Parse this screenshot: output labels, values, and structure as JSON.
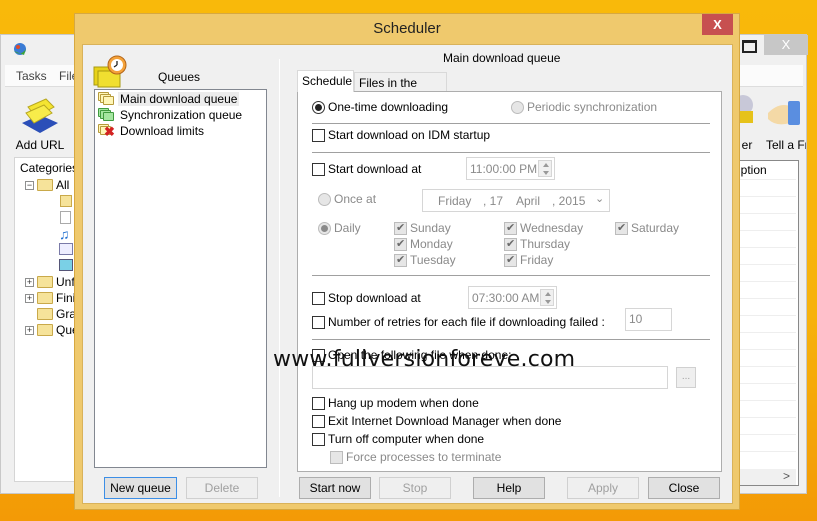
{
  "background_app": {
    "menu": [
      "Tasks",
      "File"
    ],
    "toolbar": {
      "add_url": "Add URL",
      "scheduler_partial": "er",
      "tell_friend": "Tell a Fr"
    },
    "categories_title": "Categories",
    "tree": [
      {
        "label": "All",
        "expander": "−"
      },
      {
        "label": "Unf",
        "expander": "+"
      },
      {
        "label": "Fini",
        "expander": "+"
      },
      {
        "label": "Gra",
        "expander": ""
      },
      {
        "label": "Que",
        "expander": "+"
      }
    ],
    "filelist_header": "iption",
    "close_glyph": "X"
  },
  "dialog": {
    "title": "Scheduler",
    "close_glyph": "X",
    "queues_title": "Queues",
    "queues": [
      {
        "label": "Main download queue",
        "icon": "queue-folder-yellow-icon",
        "selected": true
      },
      {
        "label": "Synchronization queue",
        "icon": "queue-folder-green-icon",
        "selected": false
      },
      {
        "label": "Download limits",
        "icon": "queue-folder-limit-icon",
        "selected": false
      }
    ],
    "new_queue": "New queue",
    "delete": "Delete",
    "queue_heading": "Main download queue",
    "tabs": {
      "schedule": "Schedule",
      "files": "Files in the queue"
    },
    "schedule": {
      "one_time": "One-time downloading",
      "periodic": "Periodic synchronization",
      "start_on_startup": "Start download on IDM startup",
      "start_at": "Start download at",
      "start_time": "11:00:00 PM",
      "once_at": "Once at",
      "date": {
        "weekday": "Friday",
        "day": ", 17",
        "month": "April",
        "year": ", 2015"
      },
      "daily": "Daily",
      "days": [
        {
          "label": "Sunday",
          "checked": true
        },
        {
          "label": "Monday",
          "checked": true
        },
        {
          "label": "Tuesday",
          "checked": true
        },
        {
          "label": "Wednesday",
          "checked": true
        },
        {
          "label": "Thursday",
          "checked": true
        },
        {
          "label": "Friday",
          "checked": true
        },
        {
          "label": "Saturday",
          "checked": true
        }
      ],
      "stop_at": "Stop download at",
      "stop_time": "07:30:00 AM",
      "retries_label": "Number of retries for each file if downloading failed :",
      "retries_value": "10",
      "open_file": "Open the following file when done:",
      "open_file_value": "",
      "browse": "...",
      "hang_up": "Hang up modem when done",
      "exit_idm": "Exit Internet Download Manager when done",
      "turn_off": "Turn off computer when done",
      "force_terminate": "Force processes to terminate"
    },
    "buttons": {
      "start_now": "Start now",
      "stop": "Stop",
      "help": "Help",
      "apply": "Apply",
      "close": "Close"
    }
  },
  "watermark": "www.fullversionforeve.com"
}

● ● ● ● ●

- **Instructions for the task**: Leave out the pictures and return every record word for word.

- **Problem solution**:
Parse this screenshot: output labels, values, and structure as JSON.
{
  "background_app": {
    "menu": [
      "Tasks",
      "File"
    ],
    "toolbar": {
      "add_url": "Add URL",
      "scheduler_partial": "er",
      "tell_friend": "Tell a Fr"
    },
    "categories_title": "Categories",
    "tree": [
      {
        "label": "All",
        "expander": "−"
      },
      {
        "label": "Unf",
        "expander": "+"
      },
      {
        "label": "Fini",
        "expander": "+"
      },
      {
        "label": "Gra",
        "expander": ""
      },
      {
        "label": "Que",
        "expander": "+"
      }
    ],
    "filelist_header": "iption",
    "close_glyph": "X"
  },
  "dialog": {
    "title": "Scheduler",
    "close_glyph": "X",
    "queues_title": "Queues",
    "queues": [
      {
        "label": "Main download queue",
        "icon": "queue-folder-yellow-icon",
        "selected": true
      },
      {
        "label": "Synchronization queue",
        "icon": "queue-folder-green-icon",
        "selected": false
      },
      {
        "label": "Download limits",
        "icon": "queue-folder-limit-icon",
        "selected": false
      }
    ],
    "new_queue": "New queue",
    "delete": "Delete",
    "queue_heading": "Main download queue",
    "tabs": {
      "schedule": "Schedule",
      "files": "Files in the queue"
    },
    "schedule": {
      "one_time": "One-time downloading",
      "periodic": "Periodic synchronization",
      "start_on_startup": "Start download on IDM startup",
      "start_at": "Start download at",
      "start_time": "11:00:00 PM",
      "once_at": "Once at",
      "date": {
        "weekday": "Friday",
        "day": ", 17",
        "month": "April",
        "year": ", 2015"
      },
      "daily": "Daily",
      "days": [
        {
          "label": "Sunday",
          "checked": true
        },
        {
          "label": "Monday",
          "checked": true
        },
        {
          "label": "Tuesday",
          "checked": true
        },
        {
          "label": "Wednesday",
          "checked": true
        },
        {
          "label": "Thursday",
          "checked": true
        },
        {
          "label": "Friday",
          "checked": true
        },
        {
          "label": "Saturday",
          "checked": true
        }
      ],
      "stop_at": "Stop download at",
      "stop_time": "07:30:00 AM",
      "retries_label": "Number of retries for each file if downloading failed :",
      "retries_value": "10",
      "open_file": "Open the following file when done:",
      "open_file_value": "",
      "browse": "...",
      "hang_up": "Hang up modem when done",
      "exit_idm": "Exit Internet Download Manager when done",
      "turn_off": "Turn off computer when done",
      "force_terminate": "Force processes to terminate"
    },
    "buttons": {
      "start_now": "Start now",
      "stop": "Stop",
      "help": "Help",
      "apply": "Apply",
      "close": "Close"
    }
  },
  "watermark": "www.fullversionforeve.com"
}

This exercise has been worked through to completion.